WHAT NEEDS TO BE DONE. Your task is to repeat the entries exactly. Leave the pictures out.

+++ MATERIAL TO PROCESS

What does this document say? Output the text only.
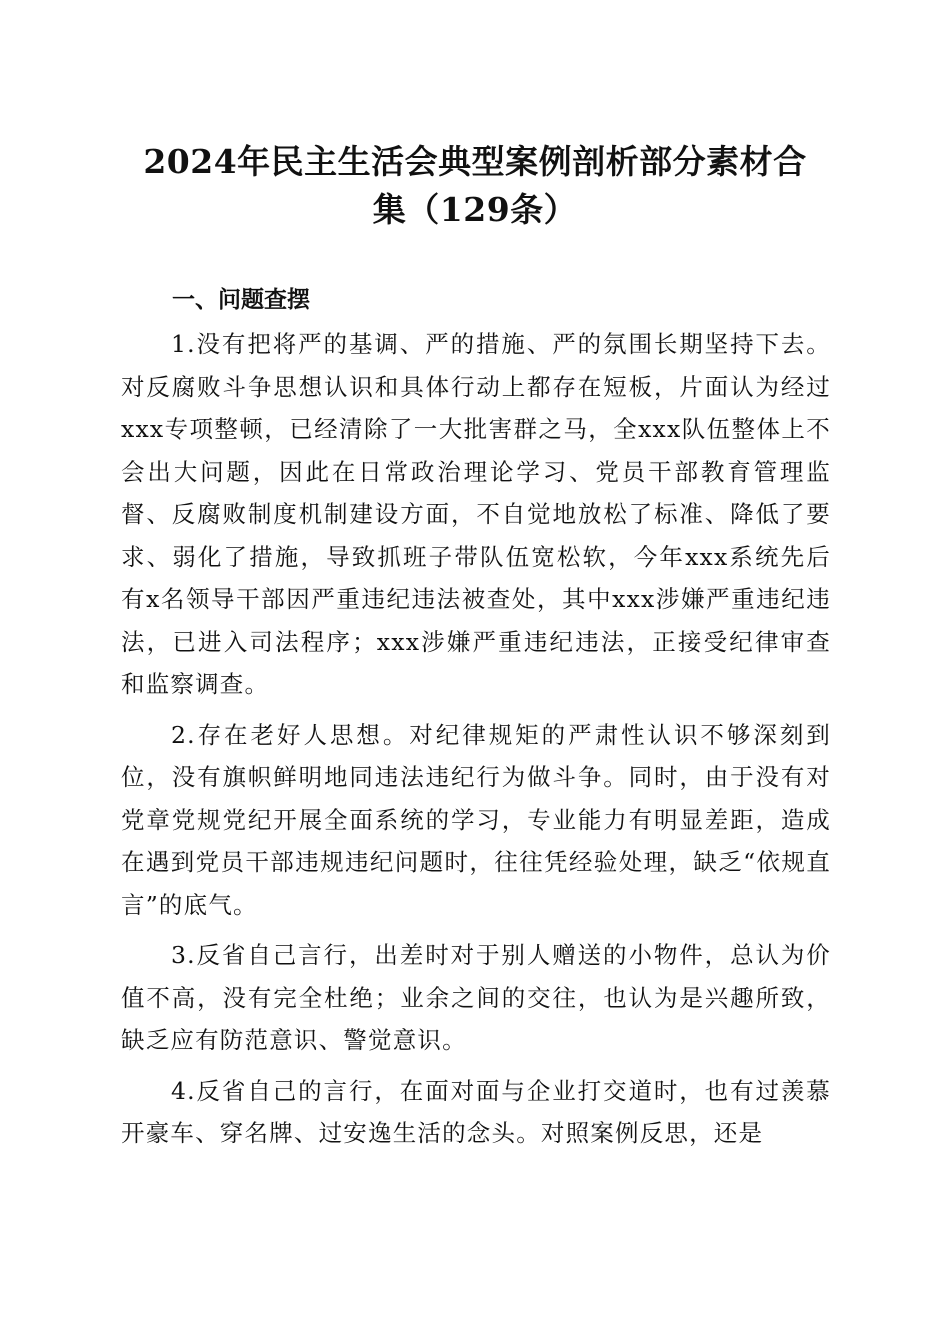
2024年民主生活会典型案例剖析部分素材合
集（129条）
一、问题查摆

1.没有把将严的基调、严的措施、严的氛围长期坚持下去。对反腐败斗争思想认识和具体行动上都存在短板，片面认为经过xxx专项整顿，已经清除了一大批害群之马，全xxx队伍整体上不会出大问题，因此在日常政治理论学习、党员干部教育管理监督、反腐败制度机制建设方面，不自觉地放松了标准、降低了要求、弱化了措施，导致抓班子带队伍宽松软，今年xxx系统先后有x名领导干部因严重违纪违法被查处，其中xxx涉嫌严重违纪违法，已进入司法程序；xxx涉嫌严重违纪违法，正接受纪律审查和监察调查。

2.存在老好人思想。对纪律规矩的严肃性认识不够深刻到位，没有旗帜鲜明地同违法违纪行为做斗争。同时，由于没有对党章党规党纪开展全面系统的学习，专业能力有明显差距，造成在遇到党员干部违规违纪问题时，往往凭经验处理，缺乏“依规直言”的底气。

3.反省自己言行，出差时对于别人赠送的小物件，总认为价值不高，没有完全杜绝；业余之间的交往，也认为是兴趣所致，缺乏应有防范意识、警觉意识。

4.反省自己的言行，在面对面与企业打交道时，也有过羡慕开豪车、穿名牌、过安逸生活的念头。对照案例反思，还是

++++++

EXERCISE RESULT.
What does this document say? Output the text only.
2024年民主生活会典型案例剖析部分素材合
集（129条）
一、问题查摆

1.没有把将严的基调、严的措施、严的氛围长期坚持下去。对反腐败斗争思想认识和具体行动上都存在短板，片面认为经过xxx专项整顿，已经清除了一大批害群之马，全xxx队伍整体上不会出大问题，因此在日常政治理论学习、党员干部教育管理监督、反腐败制度机制建设方面，不自觉地放松了标准、降低了要求、弱化了措施，导致抓班子带队伍宽松软，今年xxx系统先后有x名领导干部因严重违纪违法被查处，其中xxx涉嫌严重违纪违法，已进入司法程序；xxx涉嫌严重违纪违法，正接受纪律审查和监察调查。

2.存在老好人思想。对纪律规矩的严肃性认识不够深刻到位，没有旗帜鲜明地同违法违纪行为做斗争。同时，由于没有对党章党规党纪开展全面系统的学习，专业能力有明显差距，造成在遇到党员干部违规违纪问题时，往往凭经验处理，缺乏“依规直言”的底气。

3.反省自己言行，出差时对于别人赠送的小物件，总认为价值不高，没有完全杜绝；业余之间的交往，也认为是兴趣所致，缺乏应有防范意识、警觉意识。

4.反省自己的言行，在面对面与企业打交道时，也有过羡慕开豪车、穿名牌、过安逸生活的念头。对照案例反思，还是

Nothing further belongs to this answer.